Records for the exercise:

%%

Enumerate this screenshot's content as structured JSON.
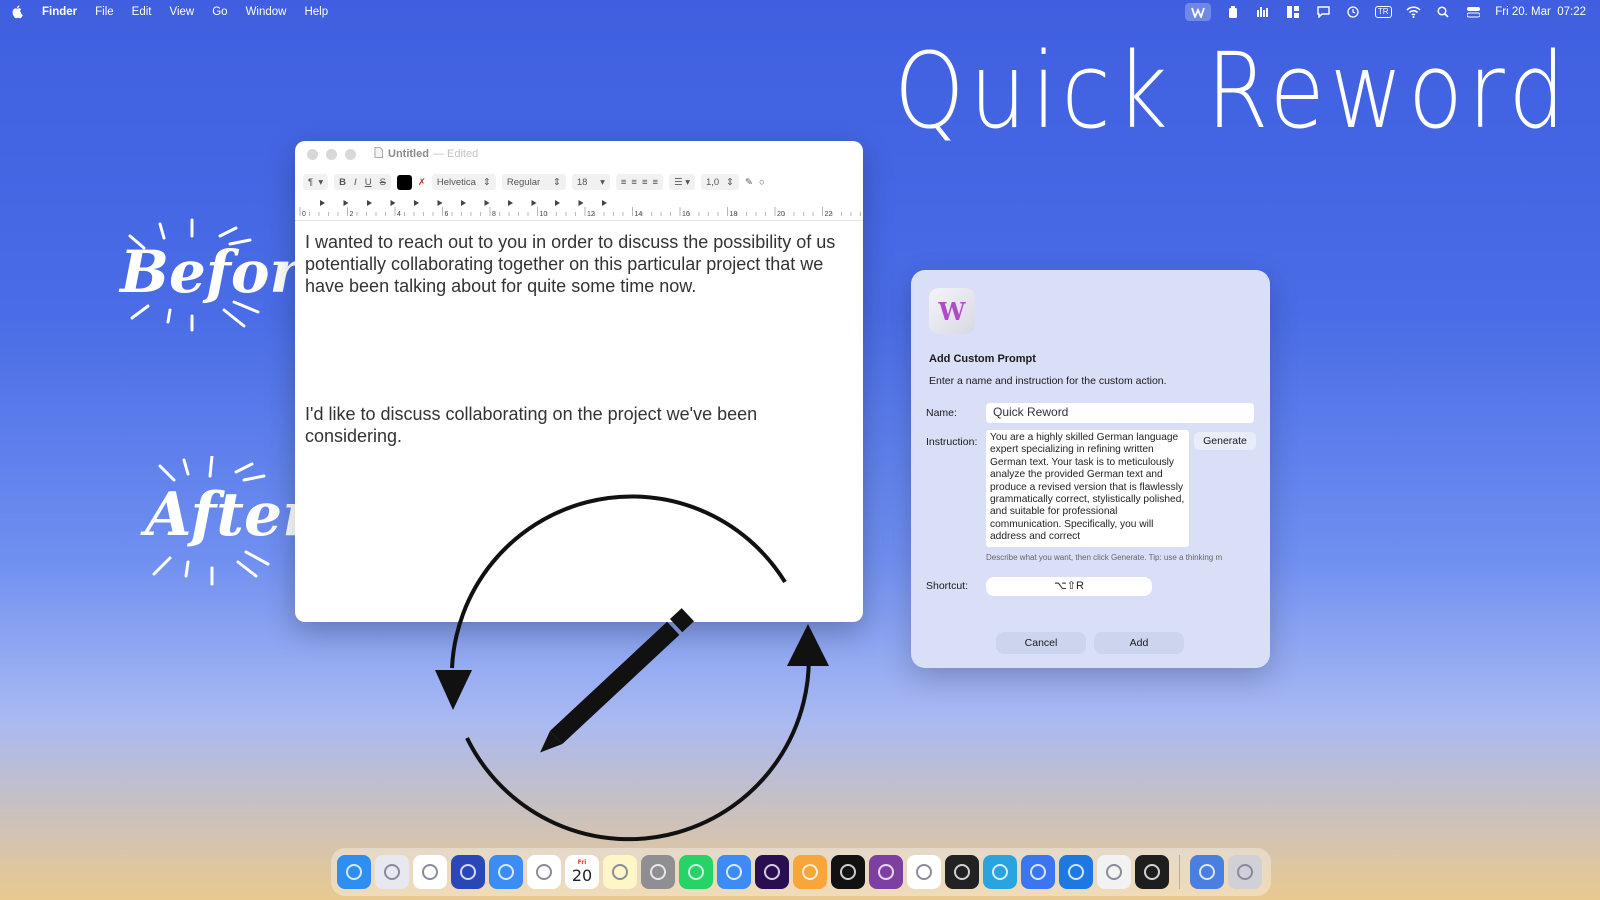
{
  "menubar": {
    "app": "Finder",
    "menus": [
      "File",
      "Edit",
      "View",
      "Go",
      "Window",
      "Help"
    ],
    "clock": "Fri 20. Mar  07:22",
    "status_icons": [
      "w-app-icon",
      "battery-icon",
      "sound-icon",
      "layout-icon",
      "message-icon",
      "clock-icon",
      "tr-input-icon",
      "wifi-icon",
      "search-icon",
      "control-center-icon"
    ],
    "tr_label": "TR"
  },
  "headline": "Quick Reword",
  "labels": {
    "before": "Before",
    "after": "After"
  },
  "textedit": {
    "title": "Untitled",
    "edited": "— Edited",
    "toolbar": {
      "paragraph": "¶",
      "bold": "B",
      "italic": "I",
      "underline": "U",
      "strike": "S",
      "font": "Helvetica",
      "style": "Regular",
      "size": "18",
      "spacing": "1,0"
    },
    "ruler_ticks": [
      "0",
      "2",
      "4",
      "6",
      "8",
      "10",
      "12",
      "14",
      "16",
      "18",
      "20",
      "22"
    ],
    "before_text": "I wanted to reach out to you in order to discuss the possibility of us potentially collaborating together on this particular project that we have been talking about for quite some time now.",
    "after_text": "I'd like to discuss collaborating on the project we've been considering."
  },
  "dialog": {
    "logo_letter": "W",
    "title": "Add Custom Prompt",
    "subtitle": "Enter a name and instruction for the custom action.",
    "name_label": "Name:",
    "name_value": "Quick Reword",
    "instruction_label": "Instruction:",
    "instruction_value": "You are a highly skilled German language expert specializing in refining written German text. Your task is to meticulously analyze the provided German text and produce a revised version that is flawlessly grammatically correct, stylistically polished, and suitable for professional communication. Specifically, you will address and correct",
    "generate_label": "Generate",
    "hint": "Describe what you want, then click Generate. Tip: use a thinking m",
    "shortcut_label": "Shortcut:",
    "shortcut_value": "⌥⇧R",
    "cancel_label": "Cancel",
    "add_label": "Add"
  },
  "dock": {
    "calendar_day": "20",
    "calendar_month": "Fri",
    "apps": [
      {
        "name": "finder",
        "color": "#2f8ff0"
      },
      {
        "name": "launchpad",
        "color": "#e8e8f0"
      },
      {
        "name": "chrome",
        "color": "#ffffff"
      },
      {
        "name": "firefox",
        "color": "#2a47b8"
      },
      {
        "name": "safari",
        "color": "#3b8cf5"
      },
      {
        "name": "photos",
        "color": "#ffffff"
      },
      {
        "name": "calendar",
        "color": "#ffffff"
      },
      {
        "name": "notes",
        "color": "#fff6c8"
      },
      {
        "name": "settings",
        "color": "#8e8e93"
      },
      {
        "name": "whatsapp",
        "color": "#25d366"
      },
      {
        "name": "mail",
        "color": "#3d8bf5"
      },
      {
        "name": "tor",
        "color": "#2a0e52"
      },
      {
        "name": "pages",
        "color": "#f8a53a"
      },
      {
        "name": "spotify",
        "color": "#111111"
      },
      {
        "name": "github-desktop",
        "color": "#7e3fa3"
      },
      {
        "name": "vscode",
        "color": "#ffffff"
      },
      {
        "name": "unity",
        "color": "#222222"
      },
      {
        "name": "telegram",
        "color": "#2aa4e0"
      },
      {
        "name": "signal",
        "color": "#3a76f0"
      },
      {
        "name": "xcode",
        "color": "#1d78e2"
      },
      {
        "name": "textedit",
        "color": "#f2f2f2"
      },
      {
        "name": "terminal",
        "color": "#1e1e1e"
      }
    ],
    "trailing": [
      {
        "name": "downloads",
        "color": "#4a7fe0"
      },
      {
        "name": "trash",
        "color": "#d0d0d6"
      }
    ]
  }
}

%%
%%

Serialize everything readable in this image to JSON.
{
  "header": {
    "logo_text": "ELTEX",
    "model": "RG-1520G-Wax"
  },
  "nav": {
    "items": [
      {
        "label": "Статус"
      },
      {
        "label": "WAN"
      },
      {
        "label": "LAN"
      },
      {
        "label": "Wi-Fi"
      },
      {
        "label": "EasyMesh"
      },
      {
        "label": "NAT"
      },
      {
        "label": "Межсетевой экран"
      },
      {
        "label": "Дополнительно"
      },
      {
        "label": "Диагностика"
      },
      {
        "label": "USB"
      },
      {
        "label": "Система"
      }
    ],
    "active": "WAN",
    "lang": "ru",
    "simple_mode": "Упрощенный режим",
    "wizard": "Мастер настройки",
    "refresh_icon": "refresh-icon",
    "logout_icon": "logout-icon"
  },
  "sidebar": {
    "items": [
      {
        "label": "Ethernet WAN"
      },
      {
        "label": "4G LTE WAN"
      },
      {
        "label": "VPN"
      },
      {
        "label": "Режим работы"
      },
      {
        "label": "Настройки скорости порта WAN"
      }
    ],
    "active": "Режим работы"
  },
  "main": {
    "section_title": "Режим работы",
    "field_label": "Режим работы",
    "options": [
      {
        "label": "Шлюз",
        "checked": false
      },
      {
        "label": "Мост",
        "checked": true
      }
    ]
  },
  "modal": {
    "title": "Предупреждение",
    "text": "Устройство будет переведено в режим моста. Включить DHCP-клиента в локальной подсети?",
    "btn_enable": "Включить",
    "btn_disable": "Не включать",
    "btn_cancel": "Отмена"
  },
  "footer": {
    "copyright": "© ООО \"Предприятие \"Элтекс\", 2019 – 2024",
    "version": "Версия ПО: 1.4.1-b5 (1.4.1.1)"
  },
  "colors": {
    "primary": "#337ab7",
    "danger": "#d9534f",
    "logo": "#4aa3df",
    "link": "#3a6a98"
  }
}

%%

Exercise task:
Search the data above for the word "Включить", then gather each line in which it appears.

Solution:
    "text": "Устройство будет переведено в режим моста. Включить DHCP-клиента в локальной подсети?",
    "btn_enable": "Включить",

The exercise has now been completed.